**THE TASK**
Continue the list of UK festival stories from where it stops at "14."

*** Opening of PAGE EXTRACT ***

People shared the most abominable things they’ve seen at a UK festival and you might need a shower after this little lot (NSFW!)
11.
‘An old friend of mine at Secret Garden Party about 10 years ago, out her mind on acid and was in a portaloo trying to pull out her tampon which she was convinced had gotten too far up inside her. Leaning on the door, it fell open and she fell into the mud with her bloodied hand still up there.
Recounting this story by our tents later that night, she stopped suddenly… stared into space for a moment and then burst out laughing, fully in hysterics. Upon gathering gathering herself she explained with tears in her eyes that she had pulled the tampon out hours before the portaloo incident in the middle of a techno tent and hurled it aimlessly over her head into the crowd.’
–Raisinization
12.
‘That year at Glastonbury festival (late 90s I think) when the sanitation lorry was called in to suck rain water out of the dance tent. Except the operator accidentally set it to blow. It blew the contents of several long drops into the tent and put it out of action for a while.’
–crankgirl
13.
‘Fairly tame for this thread, but every year on the Sunday, Wilderness has a fancy dress cricket match. The scoreboard shows runs, overs, wickets and streaks. There were about 130 of the latter this year. At one point three women and three men were dancing naked on the pitch, so the DJ sticks the Macarena on. No lie, within 30 seconds there were 50 or 60 naked people on the pitch doing the Macarena.’
–allcretansareliars
14.

*** Close of PAGE EXTRACT ***
*** Opening of RECORD SET ***

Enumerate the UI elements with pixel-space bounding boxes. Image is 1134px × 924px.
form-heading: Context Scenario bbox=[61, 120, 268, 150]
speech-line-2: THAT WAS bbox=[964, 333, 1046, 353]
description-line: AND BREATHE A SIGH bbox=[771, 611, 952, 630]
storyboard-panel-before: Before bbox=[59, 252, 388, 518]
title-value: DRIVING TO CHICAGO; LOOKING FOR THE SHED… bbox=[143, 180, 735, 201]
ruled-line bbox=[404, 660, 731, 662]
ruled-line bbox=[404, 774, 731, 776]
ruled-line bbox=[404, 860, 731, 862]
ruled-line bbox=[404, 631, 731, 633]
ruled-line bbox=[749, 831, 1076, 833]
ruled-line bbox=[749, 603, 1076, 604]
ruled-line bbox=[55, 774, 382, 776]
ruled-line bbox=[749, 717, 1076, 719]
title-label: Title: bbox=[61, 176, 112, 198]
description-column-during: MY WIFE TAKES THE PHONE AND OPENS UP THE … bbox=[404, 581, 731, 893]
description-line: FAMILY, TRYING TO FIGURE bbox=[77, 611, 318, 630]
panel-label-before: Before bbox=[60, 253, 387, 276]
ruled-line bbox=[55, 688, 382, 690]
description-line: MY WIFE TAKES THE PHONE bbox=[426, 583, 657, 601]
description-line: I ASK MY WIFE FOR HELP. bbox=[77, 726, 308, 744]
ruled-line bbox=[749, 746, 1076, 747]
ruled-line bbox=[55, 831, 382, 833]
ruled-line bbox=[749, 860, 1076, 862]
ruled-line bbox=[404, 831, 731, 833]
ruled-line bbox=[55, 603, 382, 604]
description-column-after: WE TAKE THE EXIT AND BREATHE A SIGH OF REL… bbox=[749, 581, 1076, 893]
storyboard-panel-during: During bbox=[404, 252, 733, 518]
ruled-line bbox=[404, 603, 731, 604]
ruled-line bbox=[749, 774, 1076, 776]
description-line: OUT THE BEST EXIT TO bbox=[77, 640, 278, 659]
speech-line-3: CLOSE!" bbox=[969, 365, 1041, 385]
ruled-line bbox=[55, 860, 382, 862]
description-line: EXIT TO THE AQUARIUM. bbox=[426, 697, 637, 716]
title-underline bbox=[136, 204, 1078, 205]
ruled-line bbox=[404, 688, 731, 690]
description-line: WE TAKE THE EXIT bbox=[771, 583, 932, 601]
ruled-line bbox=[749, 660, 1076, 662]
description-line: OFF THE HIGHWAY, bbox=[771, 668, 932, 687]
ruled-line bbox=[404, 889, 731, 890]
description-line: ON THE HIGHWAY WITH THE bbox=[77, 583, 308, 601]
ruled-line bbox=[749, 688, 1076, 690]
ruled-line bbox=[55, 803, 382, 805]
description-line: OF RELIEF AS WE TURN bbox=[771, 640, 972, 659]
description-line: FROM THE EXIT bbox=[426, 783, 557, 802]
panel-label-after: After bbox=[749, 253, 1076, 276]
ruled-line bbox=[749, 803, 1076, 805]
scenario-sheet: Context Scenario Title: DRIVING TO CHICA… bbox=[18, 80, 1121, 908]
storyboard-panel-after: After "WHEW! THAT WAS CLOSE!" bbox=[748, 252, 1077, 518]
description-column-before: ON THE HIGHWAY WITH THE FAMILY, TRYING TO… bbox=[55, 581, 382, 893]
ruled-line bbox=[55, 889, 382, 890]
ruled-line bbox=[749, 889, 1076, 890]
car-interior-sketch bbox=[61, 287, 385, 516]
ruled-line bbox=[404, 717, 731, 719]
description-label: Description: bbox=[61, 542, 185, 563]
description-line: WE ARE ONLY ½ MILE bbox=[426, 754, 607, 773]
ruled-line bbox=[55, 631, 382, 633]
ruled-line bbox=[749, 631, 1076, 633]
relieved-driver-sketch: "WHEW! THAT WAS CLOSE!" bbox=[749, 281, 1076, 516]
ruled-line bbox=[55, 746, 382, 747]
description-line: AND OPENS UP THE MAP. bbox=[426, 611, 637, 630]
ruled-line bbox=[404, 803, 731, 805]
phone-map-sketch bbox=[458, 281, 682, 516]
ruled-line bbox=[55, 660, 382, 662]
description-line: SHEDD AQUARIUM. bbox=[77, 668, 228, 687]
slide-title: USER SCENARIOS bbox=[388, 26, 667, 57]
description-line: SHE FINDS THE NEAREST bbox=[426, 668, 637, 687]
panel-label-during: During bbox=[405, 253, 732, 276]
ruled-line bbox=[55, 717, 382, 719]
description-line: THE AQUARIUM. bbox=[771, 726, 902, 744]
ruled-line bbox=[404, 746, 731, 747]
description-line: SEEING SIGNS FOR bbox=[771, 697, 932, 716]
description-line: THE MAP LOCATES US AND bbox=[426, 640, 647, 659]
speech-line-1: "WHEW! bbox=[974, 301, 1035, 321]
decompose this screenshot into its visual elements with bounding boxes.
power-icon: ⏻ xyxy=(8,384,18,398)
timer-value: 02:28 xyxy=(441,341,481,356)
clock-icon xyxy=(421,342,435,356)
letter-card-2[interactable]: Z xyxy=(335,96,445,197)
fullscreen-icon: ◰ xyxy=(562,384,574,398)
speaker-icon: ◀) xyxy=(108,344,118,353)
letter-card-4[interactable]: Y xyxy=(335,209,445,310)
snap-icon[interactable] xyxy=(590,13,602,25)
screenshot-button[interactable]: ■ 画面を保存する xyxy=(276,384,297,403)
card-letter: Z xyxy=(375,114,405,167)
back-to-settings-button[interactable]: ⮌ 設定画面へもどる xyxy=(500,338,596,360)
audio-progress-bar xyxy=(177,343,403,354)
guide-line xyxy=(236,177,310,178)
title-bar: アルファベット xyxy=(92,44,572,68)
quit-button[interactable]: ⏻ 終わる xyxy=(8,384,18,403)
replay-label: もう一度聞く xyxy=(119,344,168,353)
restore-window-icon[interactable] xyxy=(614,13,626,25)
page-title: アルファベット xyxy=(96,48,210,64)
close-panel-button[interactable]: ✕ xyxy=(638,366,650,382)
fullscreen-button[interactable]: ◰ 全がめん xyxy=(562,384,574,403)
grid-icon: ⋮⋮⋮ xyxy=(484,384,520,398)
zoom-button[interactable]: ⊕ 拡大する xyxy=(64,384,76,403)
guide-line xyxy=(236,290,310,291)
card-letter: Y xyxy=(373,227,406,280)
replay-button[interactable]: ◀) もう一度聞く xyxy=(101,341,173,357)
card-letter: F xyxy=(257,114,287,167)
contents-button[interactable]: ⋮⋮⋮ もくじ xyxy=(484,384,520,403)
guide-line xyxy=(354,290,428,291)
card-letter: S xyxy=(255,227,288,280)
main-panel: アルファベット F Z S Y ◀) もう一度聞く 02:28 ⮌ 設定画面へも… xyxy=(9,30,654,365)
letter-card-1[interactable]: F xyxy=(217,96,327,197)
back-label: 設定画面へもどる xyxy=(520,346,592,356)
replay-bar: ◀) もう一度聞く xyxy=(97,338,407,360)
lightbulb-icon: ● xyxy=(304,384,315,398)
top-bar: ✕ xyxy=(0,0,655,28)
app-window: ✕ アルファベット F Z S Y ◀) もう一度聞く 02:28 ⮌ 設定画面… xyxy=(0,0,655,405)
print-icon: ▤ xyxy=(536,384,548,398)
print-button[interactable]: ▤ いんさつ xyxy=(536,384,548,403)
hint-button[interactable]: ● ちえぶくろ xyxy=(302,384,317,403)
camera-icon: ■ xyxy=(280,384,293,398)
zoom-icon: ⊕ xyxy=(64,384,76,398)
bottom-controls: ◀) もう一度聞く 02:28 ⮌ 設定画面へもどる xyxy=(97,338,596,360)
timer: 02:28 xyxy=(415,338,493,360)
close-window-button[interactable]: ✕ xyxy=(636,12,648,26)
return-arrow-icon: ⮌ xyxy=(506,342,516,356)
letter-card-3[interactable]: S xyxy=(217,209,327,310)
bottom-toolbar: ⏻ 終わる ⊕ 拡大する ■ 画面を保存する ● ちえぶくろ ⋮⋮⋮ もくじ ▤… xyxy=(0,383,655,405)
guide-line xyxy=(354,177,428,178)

*** Close of RECORD SET ***

**TASK ANSWER**
‘Bloke walks past with a high Vis on and a green wheelie bin. We needed directions to a certain stage so asked, he said don’t work here mate the high Vis is just for show, opened his bin lifted out a bin bag and underneath was crate upon crate of drink. He said ‘just got to look the part and they let you straight in’.’
–wellrod
15.
‘We were sat around our camp.having lunch when two guys came back to their nearby tent. One of the guys bent down to open the flap of the tent and I don’t know if he was lighting a cigarette at the time or what, but there was a WHOOMPH and the tent just disappeared in a fireball. He stood there staring in shock at the still-standing poles of the tent, melted nylon hanging off them, melted sleeping bags lying on the floor. Their camp stove had been left on or had leaked, and the tent had filled up with gas in their absence.’
–Rich6-0-6
16.
‘Someone paraglided over the Glastonbury fences and landed in the stone circle. He then sprinted off into the crowds.’
–Atoz_Bumble
17.
‘Saw a guy dressed as Peter Griffin (full head PVC mask) walking across the village, then out of nowhere a guy in a chicken costume attacks him – simultaneously security tackle chicken guy to the ground. Peter Griffin threw a good few punches not realising what was happening, he couldn’t see very well and didn’t get it was a joke, he thought he was being actually attacked. Both Peter and Chicken were fine!’
–NorthWestTown
18.
‘Not sure it fits, but we taped our mate to camp chair during Reading fest one year. We then decided to carry him to the main stage and proceeded to crowd surf him during 30 Seconds Till Mars. He got to the front and Jared Leto decided to put him on stage for a bit!’
–Zestyclose_Subject60
19.
‘T in the Park 2008. Muller Rice had a huge stall giving out free pots. It was a scorcher. The didn’t expect Muller Rice fights in the campsite. Hot Muller Rice everywhere. All over everyone’s tents. Disgusting and amazing at the same time.’
–baechesbebeachin
20.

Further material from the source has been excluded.